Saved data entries
------------------------------------------------
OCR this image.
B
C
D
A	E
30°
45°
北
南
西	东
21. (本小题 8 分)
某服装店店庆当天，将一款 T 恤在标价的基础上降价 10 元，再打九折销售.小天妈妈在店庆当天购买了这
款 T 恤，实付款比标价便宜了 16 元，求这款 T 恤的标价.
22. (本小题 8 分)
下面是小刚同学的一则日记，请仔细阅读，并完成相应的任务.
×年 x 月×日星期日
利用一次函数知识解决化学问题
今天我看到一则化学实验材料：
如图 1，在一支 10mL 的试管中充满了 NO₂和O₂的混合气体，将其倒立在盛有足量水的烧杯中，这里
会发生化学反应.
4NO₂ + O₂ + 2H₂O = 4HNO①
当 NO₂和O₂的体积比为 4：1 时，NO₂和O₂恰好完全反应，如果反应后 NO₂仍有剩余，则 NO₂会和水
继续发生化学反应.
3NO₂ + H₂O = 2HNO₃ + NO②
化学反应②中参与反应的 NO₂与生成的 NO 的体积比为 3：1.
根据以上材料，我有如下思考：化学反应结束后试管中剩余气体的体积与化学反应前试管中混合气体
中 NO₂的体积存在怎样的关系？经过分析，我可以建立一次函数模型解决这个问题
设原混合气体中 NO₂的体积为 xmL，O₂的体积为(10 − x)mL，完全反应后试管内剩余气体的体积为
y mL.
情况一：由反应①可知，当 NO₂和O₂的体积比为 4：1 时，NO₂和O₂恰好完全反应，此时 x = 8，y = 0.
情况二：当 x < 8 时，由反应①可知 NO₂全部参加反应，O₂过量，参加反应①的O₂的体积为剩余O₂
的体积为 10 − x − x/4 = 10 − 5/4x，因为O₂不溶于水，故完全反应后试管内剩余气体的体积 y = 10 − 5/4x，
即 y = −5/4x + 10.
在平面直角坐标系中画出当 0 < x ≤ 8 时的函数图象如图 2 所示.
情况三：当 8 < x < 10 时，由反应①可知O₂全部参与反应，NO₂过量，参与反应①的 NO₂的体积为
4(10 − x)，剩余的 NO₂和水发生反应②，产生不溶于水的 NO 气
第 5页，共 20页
------------------------------------------------
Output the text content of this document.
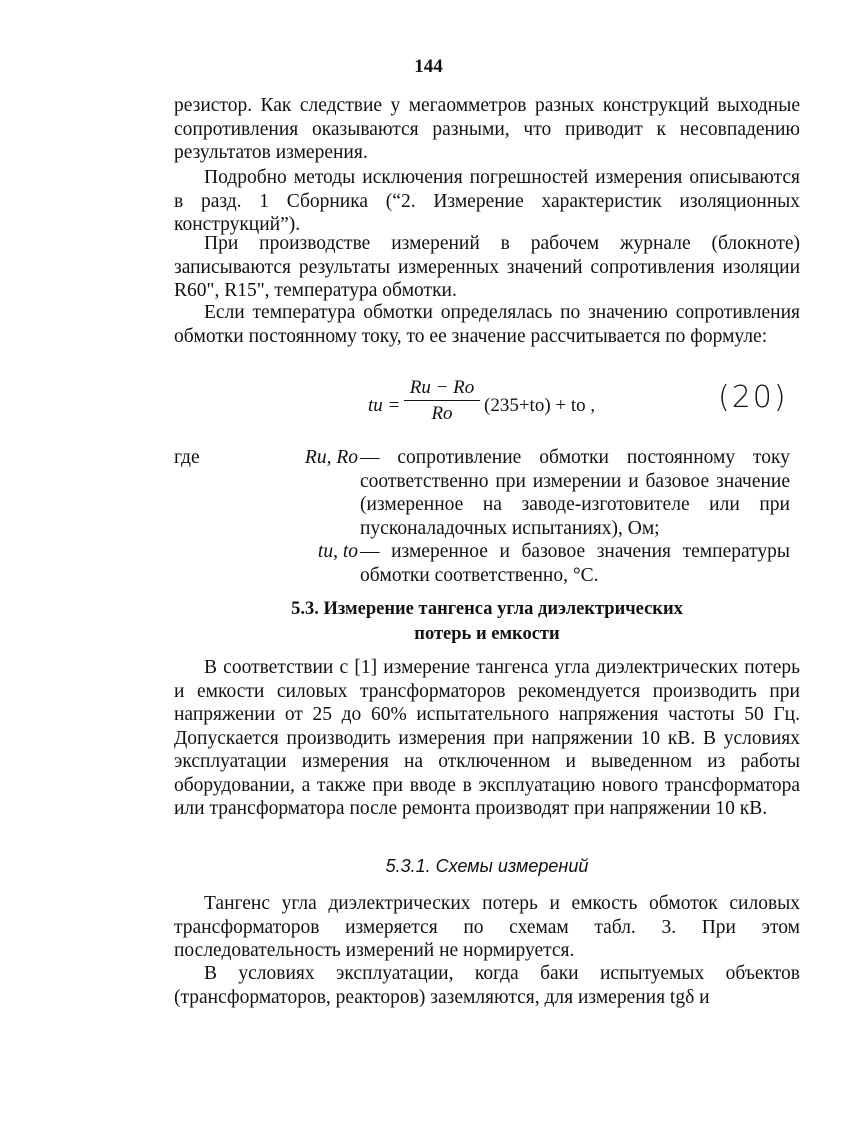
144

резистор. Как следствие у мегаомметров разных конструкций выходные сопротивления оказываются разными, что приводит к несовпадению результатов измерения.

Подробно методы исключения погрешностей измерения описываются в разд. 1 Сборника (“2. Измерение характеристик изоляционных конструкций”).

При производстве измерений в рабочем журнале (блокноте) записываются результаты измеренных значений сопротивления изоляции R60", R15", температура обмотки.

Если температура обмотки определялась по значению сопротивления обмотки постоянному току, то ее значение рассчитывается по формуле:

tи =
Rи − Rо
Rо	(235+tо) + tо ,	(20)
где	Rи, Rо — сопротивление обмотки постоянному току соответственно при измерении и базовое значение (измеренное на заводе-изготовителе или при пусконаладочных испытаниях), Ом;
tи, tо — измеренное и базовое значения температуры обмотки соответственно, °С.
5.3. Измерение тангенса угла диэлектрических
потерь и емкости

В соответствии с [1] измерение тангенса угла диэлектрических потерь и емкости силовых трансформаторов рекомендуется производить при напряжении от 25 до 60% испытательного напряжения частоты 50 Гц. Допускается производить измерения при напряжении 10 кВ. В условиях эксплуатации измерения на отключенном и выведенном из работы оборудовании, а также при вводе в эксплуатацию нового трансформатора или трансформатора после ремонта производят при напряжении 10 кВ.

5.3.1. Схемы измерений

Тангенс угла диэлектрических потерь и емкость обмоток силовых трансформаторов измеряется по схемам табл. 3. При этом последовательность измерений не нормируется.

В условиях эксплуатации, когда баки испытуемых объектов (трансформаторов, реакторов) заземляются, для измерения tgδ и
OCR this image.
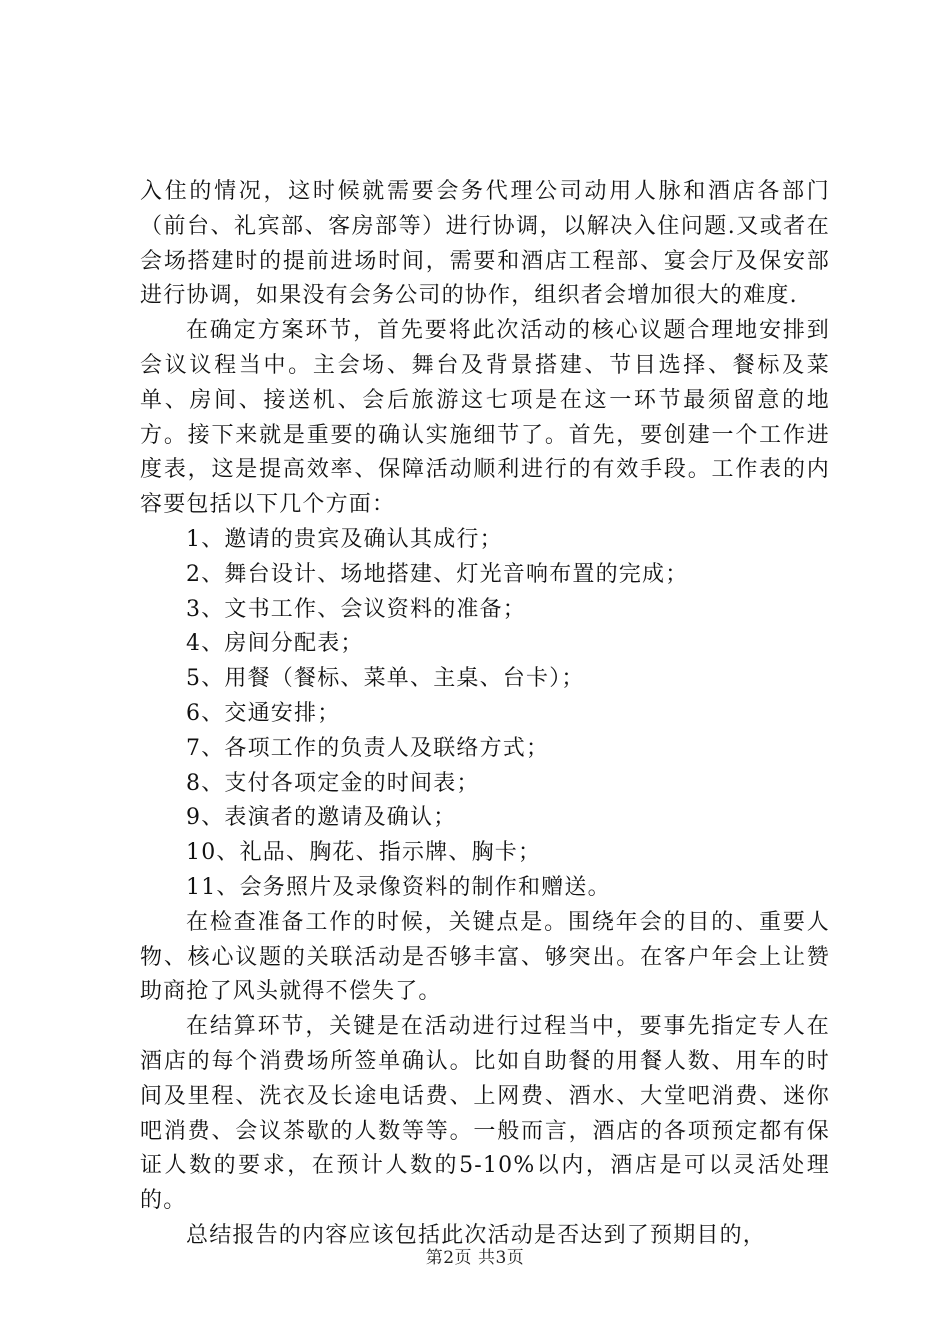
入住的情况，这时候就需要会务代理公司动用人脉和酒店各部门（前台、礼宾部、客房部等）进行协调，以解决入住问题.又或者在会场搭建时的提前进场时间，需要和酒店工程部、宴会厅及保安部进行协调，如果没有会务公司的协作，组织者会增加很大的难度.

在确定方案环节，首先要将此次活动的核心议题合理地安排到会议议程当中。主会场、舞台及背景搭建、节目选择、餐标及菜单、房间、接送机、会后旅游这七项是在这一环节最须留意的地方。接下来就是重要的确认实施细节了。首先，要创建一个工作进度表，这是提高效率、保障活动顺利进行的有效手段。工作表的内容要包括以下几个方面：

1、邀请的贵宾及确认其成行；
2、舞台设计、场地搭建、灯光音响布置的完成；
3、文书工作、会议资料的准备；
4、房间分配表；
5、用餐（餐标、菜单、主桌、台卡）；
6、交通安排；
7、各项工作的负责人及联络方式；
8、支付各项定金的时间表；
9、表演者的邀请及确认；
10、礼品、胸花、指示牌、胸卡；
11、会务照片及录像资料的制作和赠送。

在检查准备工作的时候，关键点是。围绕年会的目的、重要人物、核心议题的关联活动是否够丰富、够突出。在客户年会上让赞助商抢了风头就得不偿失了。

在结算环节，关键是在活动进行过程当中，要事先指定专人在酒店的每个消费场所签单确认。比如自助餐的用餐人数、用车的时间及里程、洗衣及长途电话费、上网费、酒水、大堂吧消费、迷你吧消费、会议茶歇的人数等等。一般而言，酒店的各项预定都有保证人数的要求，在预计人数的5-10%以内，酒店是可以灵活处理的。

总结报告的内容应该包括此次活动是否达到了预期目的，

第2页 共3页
------------------------------------------------
Copy out all lines above that include the string "NO₂和O₂的体积比为".

Reply:
当 NO₂和O₂的体积比为 4：1 时，NO₂和O₂恰好完全反应，如果反应后 NO₂仍有剩余，则 NO₂会和水
情况一：由反应①可知，当 NO₂和O₂的体积比为 4：1 时，NO₂和O₂恰好完全反应，此时 x = 8，y = 0.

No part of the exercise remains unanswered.